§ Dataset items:
▶

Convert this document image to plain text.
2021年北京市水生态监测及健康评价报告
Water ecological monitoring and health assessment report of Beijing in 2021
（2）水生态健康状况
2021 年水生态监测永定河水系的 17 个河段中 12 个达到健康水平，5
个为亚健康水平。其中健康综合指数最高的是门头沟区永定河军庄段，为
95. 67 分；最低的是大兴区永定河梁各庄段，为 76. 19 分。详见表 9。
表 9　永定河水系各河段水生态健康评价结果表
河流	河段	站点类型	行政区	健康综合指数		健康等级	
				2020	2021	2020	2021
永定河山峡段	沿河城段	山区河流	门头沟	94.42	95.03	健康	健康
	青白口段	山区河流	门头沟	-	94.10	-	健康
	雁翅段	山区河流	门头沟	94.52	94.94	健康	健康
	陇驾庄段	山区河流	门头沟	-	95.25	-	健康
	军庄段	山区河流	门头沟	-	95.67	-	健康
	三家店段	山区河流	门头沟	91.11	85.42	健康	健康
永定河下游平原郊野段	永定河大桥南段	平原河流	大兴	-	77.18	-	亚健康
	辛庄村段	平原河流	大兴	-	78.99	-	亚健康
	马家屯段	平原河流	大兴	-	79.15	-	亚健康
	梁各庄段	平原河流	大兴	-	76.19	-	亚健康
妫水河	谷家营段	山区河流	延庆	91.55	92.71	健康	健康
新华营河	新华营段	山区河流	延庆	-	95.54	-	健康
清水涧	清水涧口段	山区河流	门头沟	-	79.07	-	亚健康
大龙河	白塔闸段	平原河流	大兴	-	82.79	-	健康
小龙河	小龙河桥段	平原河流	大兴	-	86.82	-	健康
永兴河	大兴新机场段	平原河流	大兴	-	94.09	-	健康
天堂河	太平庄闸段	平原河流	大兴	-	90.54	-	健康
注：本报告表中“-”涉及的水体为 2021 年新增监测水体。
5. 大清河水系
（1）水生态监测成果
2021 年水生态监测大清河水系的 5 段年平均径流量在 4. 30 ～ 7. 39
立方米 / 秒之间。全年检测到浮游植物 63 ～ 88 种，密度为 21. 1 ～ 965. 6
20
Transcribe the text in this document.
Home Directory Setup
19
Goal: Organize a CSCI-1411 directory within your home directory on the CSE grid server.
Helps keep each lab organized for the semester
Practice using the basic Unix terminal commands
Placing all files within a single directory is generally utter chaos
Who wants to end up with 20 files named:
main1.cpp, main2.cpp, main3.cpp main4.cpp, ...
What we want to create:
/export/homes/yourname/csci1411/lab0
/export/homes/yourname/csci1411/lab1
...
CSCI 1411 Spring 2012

◀

§ TASK TO COMPLETE: Return the material exactly as it stands.

§ ANSWER BELOW:
Convert this document image to plain text.
2021年北京市水生态监测及健康评价报告
Water ecological monitoring and health assessment report of Beijing in 2021
（2）水生态健康状况
2021 年水生态监测永定河水系的 17 个河段中 12 个达到健康水平，5
个为亚健康水平。其中健康综合指数最高的是门头沟区永定河军庄段，为
95. 67 分；最低的是大兴区永定河梁各庄段，为 76. 19 分。详见表 9。
表 9　永定河水系各河段水生态健康评价结果表
河流	河段	站点类型	行政区	健康综合指数		健康等级	
				2020	2021	2020	2021
永定河山峡段	沿河城段	山区河流	门头沟	94.42	95.03	健康	健康
	青白口段	山区河流	门头沟	-	94.10	-	健康
	雁翅段	山区河流	门头沟	94.52	94.94	健康	健康
	陇驾庄段	山区河流	门头沟	-	95.25	-	健康
	军庄段	山区河流	门头沟	-	95.67	-	健康
	三家店段	山区河流	门头沟	91.11	85.42	健康	健康
永定河下游平原郊野段	永定河大桥南段	平原河流	大兴	-	77.18	-	亚健康
	辛庄村段	平原河流	大兴	-	78.99	-	亚健康
	马家屯段	平原河流	大兴	-	79.15	-	亚健康
	梁各庄段	平原河流	大兴	-	76.19	-	亚健康
妫水河	谷家营段	山区河流	延庆	91.55	92.71	健康	健康
新华营河	新华营段	山区河流	延庆	-	95.54	-	健康
清水涧	清水涧口段	山区河流	门头沟	-	79.07	-	亚健康
大龙河	白塔闸段	平原河流	大兴	-	82.79	-	健康
小龙河	小龙河桥段	平原河流	大兴	-	86.82	-	健康
永兴河	大兴新机场段	平原河流	大兴	-	94.09	-	健康
天堂河	太平庄闸段	平原河流	大兴	-	90.54	-	健康
注：本报告表中“-”涉及的水体为 2021 年新增监测水体。
5. 大清河水系
（1）水生态监测成果
2021 年水生态监测大清河水系的 5 段年平均径流量在 4. 30 ～ 7. 39
立方米 / 秒之间。全年检测到浮游植物 63 ～ 88 种，密度为 21. 1 ～ 965. 6
20
Transcribe the text in this document.
Home Directory Setup
19
Goal: Organize a CSCI-1411 directory within your home directory on the CSE grid server.
Helps keep each lab organized for the semester
Practice using the basic Unix terminal commands
Placing all files within a single directory is generally utter chaos
Who wants to end up with 20 files named:
main1.cpp, main2.cpp, main3.cpp main4.cpp, ...
What we want to create:
/export/homes/yourname/csci1411/lab0
/export/homes/yourname/csci1411/lab1
...
CSCI 1411 Spring 2012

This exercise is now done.